**Aim of the task:** Copy each line holding the string "Постановлению".

[Dataset entries]
* Start *

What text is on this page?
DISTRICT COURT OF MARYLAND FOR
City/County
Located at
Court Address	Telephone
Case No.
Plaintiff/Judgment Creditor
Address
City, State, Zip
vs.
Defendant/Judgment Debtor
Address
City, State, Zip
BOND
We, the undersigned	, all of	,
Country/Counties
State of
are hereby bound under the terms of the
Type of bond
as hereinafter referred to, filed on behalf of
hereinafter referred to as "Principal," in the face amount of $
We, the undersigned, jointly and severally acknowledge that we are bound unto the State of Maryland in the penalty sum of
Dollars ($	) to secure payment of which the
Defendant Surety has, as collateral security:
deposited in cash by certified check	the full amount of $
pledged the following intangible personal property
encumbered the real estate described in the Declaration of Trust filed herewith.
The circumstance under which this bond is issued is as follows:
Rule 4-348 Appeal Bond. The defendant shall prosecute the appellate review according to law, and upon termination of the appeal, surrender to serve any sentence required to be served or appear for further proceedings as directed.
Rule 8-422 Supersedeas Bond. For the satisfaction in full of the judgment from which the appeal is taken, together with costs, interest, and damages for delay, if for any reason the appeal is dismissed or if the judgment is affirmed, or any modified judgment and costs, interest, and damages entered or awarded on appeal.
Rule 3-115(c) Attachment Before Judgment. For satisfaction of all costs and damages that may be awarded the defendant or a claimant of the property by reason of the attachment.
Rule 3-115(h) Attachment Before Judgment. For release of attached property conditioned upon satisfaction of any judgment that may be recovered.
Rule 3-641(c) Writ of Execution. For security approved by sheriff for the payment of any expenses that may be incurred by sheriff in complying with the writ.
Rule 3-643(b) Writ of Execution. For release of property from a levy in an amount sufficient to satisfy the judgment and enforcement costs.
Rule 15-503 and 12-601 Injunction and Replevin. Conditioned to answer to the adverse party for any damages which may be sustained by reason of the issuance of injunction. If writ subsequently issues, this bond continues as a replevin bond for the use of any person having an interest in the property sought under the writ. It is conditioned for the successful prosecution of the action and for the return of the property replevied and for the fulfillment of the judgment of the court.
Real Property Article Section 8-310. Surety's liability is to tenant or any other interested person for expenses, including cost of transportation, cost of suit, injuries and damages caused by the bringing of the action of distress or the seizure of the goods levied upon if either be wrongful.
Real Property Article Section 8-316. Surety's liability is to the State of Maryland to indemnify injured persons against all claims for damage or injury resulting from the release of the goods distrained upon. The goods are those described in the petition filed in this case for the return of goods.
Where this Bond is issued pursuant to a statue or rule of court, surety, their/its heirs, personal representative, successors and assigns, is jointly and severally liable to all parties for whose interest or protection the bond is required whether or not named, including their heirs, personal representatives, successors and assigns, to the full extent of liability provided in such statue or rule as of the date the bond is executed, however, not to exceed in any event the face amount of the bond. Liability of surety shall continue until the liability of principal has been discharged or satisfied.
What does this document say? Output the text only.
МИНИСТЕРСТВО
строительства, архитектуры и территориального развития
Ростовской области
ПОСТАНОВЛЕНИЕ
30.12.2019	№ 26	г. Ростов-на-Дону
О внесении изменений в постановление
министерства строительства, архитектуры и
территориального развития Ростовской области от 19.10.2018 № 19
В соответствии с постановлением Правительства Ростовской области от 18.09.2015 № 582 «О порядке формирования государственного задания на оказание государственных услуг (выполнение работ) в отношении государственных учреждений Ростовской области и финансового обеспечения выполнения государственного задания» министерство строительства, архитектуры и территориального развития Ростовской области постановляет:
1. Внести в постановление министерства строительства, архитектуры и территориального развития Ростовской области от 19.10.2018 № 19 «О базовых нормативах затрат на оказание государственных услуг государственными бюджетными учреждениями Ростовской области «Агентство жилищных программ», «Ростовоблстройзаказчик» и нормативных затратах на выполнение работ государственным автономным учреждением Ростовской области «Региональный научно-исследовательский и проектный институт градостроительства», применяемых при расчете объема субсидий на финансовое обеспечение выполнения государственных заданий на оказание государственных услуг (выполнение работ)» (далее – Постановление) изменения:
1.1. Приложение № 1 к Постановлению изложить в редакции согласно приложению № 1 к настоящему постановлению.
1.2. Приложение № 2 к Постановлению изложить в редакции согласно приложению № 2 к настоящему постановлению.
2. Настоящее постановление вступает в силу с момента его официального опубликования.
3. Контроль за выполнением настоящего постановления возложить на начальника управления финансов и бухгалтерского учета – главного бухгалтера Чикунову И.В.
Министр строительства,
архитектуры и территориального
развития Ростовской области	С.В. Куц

* End *

**Answer below:**
1.1. Приложение № 1 к Постановлению изложить в редакции согласно приложению № 1 к настоящему постановлению.
1.2. Приложение № 2 к Постановлению изложить в редакции согласно приложению № 2 к настоящему постановлению.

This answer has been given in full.